[Written exercise]
Provide the data again in its entirety, exactly as given.

[Material provided]
━━━━━━

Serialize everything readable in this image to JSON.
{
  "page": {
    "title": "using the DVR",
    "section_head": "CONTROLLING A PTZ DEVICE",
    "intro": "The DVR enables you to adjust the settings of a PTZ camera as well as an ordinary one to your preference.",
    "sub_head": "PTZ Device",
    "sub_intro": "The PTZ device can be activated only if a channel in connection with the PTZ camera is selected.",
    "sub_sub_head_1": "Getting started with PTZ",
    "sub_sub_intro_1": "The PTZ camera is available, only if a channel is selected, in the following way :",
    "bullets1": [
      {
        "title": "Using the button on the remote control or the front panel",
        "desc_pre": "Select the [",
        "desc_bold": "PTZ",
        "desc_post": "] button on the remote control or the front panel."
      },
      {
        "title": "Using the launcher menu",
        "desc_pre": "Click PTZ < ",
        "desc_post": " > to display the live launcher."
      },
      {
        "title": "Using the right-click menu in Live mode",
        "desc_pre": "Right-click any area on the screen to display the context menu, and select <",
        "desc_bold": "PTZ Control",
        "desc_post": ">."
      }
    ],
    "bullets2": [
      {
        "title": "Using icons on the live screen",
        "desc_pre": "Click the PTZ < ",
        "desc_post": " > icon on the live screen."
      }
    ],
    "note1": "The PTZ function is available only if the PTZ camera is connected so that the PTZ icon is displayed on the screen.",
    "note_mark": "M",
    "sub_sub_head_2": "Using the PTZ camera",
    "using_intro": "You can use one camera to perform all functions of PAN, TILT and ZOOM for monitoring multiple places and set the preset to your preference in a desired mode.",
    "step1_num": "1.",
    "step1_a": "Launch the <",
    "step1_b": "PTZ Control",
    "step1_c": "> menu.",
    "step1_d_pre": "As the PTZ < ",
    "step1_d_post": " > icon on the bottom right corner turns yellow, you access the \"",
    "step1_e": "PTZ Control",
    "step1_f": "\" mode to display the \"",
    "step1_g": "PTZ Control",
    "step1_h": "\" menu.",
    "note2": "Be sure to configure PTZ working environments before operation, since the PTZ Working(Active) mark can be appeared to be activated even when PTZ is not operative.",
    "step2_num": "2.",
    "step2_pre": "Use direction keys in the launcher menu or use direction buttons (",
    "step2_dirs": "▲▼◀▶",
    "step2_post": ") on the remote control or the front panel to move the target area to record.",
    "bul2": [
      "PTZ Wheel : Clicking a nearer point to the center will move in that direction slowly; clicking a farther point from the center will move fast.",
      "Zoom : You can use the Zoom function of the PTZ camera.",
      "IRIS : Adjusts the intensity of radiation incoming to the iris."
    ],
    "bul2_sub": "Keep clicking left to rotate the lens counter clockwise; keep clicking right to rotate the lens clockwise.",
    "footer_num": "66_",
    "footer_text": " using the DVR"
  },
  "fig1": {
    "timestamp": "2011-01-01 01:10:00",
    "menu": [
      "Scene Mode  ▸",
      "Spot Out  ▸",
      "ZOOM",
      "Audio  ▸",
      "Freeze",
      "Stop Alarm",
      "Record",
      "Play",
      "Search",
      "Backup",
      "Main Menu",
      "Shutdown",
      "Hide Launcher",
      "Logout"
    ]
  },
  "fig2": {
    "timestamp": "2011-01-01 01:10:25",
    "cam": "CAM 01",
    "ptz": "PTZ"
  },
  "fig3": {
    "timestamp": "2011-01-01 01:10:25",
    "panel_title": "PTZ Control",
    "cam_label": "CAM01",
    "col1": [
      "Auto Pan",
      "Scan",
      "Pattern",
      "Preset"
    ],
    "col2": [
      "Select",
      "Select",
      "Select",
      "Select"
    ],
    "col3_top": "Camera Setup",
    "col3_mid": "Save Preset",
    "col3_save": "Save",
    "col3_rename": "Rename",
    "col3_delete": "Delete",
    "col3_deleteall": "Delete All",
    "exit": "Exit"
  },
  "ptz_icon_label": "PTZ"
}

━━━━━━

[The solution]
Serialize everything readable in this image to JSON.
{
  "page": {
    "title": "using the DVR",
    "section_head": "CONTROLLING A PTZ DEVICE",
    "intro": "The DVR enables you to adjust the settings of a PTZ camera as well as an ordinary one to your preference.",
    "sub_head": "PTZ Device",
    "sub_intro": "The PTZ device can be activated only if a channel in connection with the PTZ camera is selected.",
    "sub_sub_head_1": "Getting started with PTZ",
    "sub_sub_intro_1": "The PTZ camera is available, only if a channel is selected, in the following way :",
    "bullets1": [
      {
        "title": "Using the button on the remote control or the front panel",
        "desc_pre": "Select the [",
        "desc_bold": "PTZ",
        "desc_post": "] button on the remote control or the front panel."
      },
      {
        "title": "Using the launcher menu",
        "desc_pre": "Click PTZ < ",
        "desc_post": " > to display the live launcher."
      },
      {
        "title": "Using the right-click menu in Live mode",
        "desc_pre": "Right-click any area on the screen to display the context menu, and select <",
        "desc_bold": "PTZ Control",
        "desc_post": ">."
      }
    ],
    "bullets2": [
      {
        "title": "Using icons on the live screen",
        "desc_pre": "Click the PTZ < ",
        "desc_post": " > icon on the live screen."
      }
    ],
    "note1": "The PTZ function is available only if the PTZ camera is connected so that the PTZ icon is displayed on the screen.",
    "note_mark": "M",
    "sub_sub_head_2": "Using the PTZ camera",
    "using_intro": "You can use one camera to perform all functions of PAN, TILT and ZOOM for monitoring multiple places and set the preset to your preference in a desired mode.",
    "step1_num": "1.",
    "step1_a": "Launch the <",
    "step1_b": "PTZ Control",
    "step1_c": "> menu.",
    "step1_d_pre": "As the PTZ < ",
    "step1_d_post": " > icon on the bottom right corner turns yellow, you access the \"",
    "step1_e": "PTZ Control",
    "step1_f": "\" mode to display the \"",
    "step1_g": "PTZ Control",
    "step1_h": "\" menu.",
    "note2": "Be sure to configure PTZ working environments before operation, since the PTZ Working(Active) mark can be appeared to be activated even when PTZ is not operative.",
    "step2_num": "2.",
    "step2_pre": "Use direction keys in the launcher menu or use direction buttons (",
    "step2_dirs": "▲▼◀▶",
    "step2_post": ") on the remote control or the front panel to move the target area to record.",
    "bul2": [
      "PTZ Wheel : Clicking a nearer point to the center will move in that direction slowly; clicking a farther point from the center will move fast.",
      "Zoom : You can use the Zoom function of the PTZ camera.",
      "IRIS : Adjusts the intensity of radiation incoming to the iris."
    ],
    "bul2_sub": "Keep clicking left to rotate the lens counter clockwise; keep clicking right to rotate the lens clockwise.",
    "footer_num": "66_",
    "footer_text": " using the DVR"
  },
  "fig1": {
    "timestamp": "2011-01-01 01:10:00",
    "menu": [
      "Scene Mode  ▸",
      "Spot Out  ▸",
      "ZOOM",
      "Audio  ▸",
      "Freeze",
      "Stop Alarm",
      "Record",
      "Play",
      "Search",
      "Backup",
      "Main Menu",
      "Shutdown",
      "Hide Launcher",
      "Logout"
    ]
  },
  "fig2": {
    "timestamp": "2011-01-01 01:10:25",
    "cam": "CAM 01",
    "ptz": "PTZ"
  },
  "fig3": {
    "timestamp": "2011-01-01 01:10:25",
    "panel_title": "PTZ Control",
    "cam_label": "CAM01",
    "col1": [
      "Auto Pan",
      "Scan",
      "Pattern",
      "Preset"
    ],
    "col2": [
      "Select",
      "Select",
      "Select",
      "Select"
    ],
    "col3_top": "Camera Setup",
    "col3_mid": "Save Preset",
    "col3_save": "Save",
    "col3_rename": "Rename",
    "col3_delete": "Delete",
    "col3_deleteall": "Delete All",
    "exit": "Exit"
  },
  "ptz_icon_label": "PTZ"
}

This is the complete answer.